====== PROVIDED DATA

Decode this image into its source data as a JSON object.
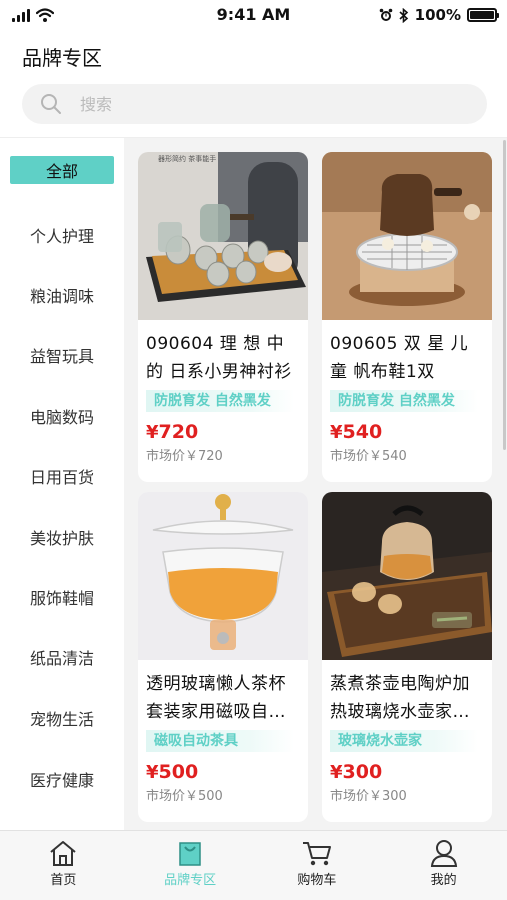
{
  "status_bar": {
    "time": "9:41 AM",
    "battery": "100%",
    "battery_level": 1.0
  },
  "header": {
    "title": "品牌专区"
  },
  "search": {
    "placeholder": "搜索",
    "value": ""
  },
  "sidebar": {
    "items": [
      {
        "label": "全部",
        "active": true
      },
      {
        "label": "个人护理"
      },
      {
        "label": "粮油调味"
      },
      {
        "label": "益智玩具"
      },
      {
        "label": "电脑数码"
      },
      {
        "label": "日用百货"
      },
      {
        "label": "美妆护肤"
      },
      {
        "label": "服饰鞋帽"
      },
      {
        "label": "纸品清洁"
      },
      {
        "label": "宠物生活"
      },
      {
        "label": "医疗健康"
      }
    ]
  },
  "products": [
    {
      "name": "090604 理 想 中 的 日系小男神衬衫",
      "tag": "防脱育发 自然黑发",
      "currency": "¥",
      "price": "720",
      "market_price": "市场价￥720",
      "image_text": "器形简约 茶事能手",
      "image": "tea-set-tray"
    },
    {
      "name": "090605 双 星 儿 童 帆布鞋1双",
      "tag": "防脱育发 自然黑发",
      "currency": "¥",
      "price": "540",
      "market_price": "市场价￥540",
      "image": "clay-pot-grill"
    },
    {
      "name": "透明玻璃懒人茶杯套装家用磁吸自…",
      "tag": "磁吸自动茶具",
      "currency": "¥",
      "price": "500",
      "market_price": "市场价￥500",
      "image": "glass-tea-cup"
    },
    {
      "name": "蒸煮茶壶电陶炉加热玻璃烧水壶家…",
      "tag": "玻璃烧水壶家",
      "currency": "¥",
      "price": "300",
      "market_price": "市场价￥300",
      "image": "glass-kettle"
    }
  ],
  "tabbar": {
    "tabs": [
      {
        "label": "首页",
        "icon": "home-icon"
      },
      {
        "label": "品牌专区",
        "icon": "bag-icon",
        "active": true
      },
      {
        "label": "购物车",
        "icon": "cart-icon"
      },
      {
        "label": "我的",
        "icon": "user-icon"
      }
    ]
  },
  "colors": {
    "accent": "#5fd0c6",
    "price": "#e02020",
    "content_bg": "#f3f3f3"
  }
}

============

WRITTEN PROBLEM: Keep the pictures out of the copy and return the rest of the data above exactly.

FULL RESPONSE:
Decode this image into its source data as a JSON object.
{
  "status_bar": {
    "time": "9:41 AM",
    "battery": "100%",
    "battery_level": 1.0
  },
  "header": {
    "title": "品牌专区"
  },
  "search": {
    "placeholder": "搜索",
    "value": ""
  },
  "sidebar": {
    "items": [
      {
        "label": "全部",
        "active": true
      },
      {
        "label": "个人护理"
      },
      {
        "label": "粮油调味"
      },
      {
        "label": "益智玩具"
      },
      {
        "label": "电脑数码"
      },
      {
        "label": "日用百货"
      },
      {
        "label": "美妆护肤"
      },
      {
        "label": "服饰鞋帽"
      },
      {
        "label": "纸品清洁"
      },
      {
        "label": "宠物生活"
      },
      {
        "label": "医疗健康"
      }
    ]
  },
  "products": [
    {
      "name": "090604 理 想 中 的 日系小男神衬衫",
      "tag": "防脱育发 自然黑发",
      "currency": "¥",
      "price": "720",
      "market_price": "市场价￥720",
      "image_text": "器形简约 茶事能手",
      "image": "tea-set-tray"
    },
    {
      "name": "090605 双 星 儿 童 帆布鞋1双",
      "tag": "防脱育发 自然黑发",
      "currency": "¥",
      "price": "540",
      "market_price": "市场价￥540",
      "image": "clay-pot-grill"
    },
    {
      "name": "透明玻璃懒人茶杯套装家用磁吸自…",
      "tag": "磁吸自动茶具",
      "currency": "¥",
      "price": "500",
      "market_price": "市场价￥500",
      "image": "glass-tea-cup"
    },
    {
      "name": "蒸煮茶壶电陶炉加热玻璃烧水壶家…",
      "tag": "玻璃烧水壶家",
      "currency": "¥",
      "price": "300",
      "market_price": "市场价￥300",
      "image": "glass-kettle"
    }
  ],
  "tabbar": {
    "tabs": [
      {
        "label": "首页",
        "icon": "home-icon"
      },
      {
        "label": "品牌专区",
        "icon": "bag-icon",
        "active": true
      },
      {
        "label": "购物车",
        "icon": "cart-icon"
      },
      {
        "label": "我的",
        "icon": "user-icon"
      }
    ]
  },
  "colors": {
    "accent": "#5fd0c6",
    "price": "#e02020",
    "content_bg": "#f3f3f3"
  }
}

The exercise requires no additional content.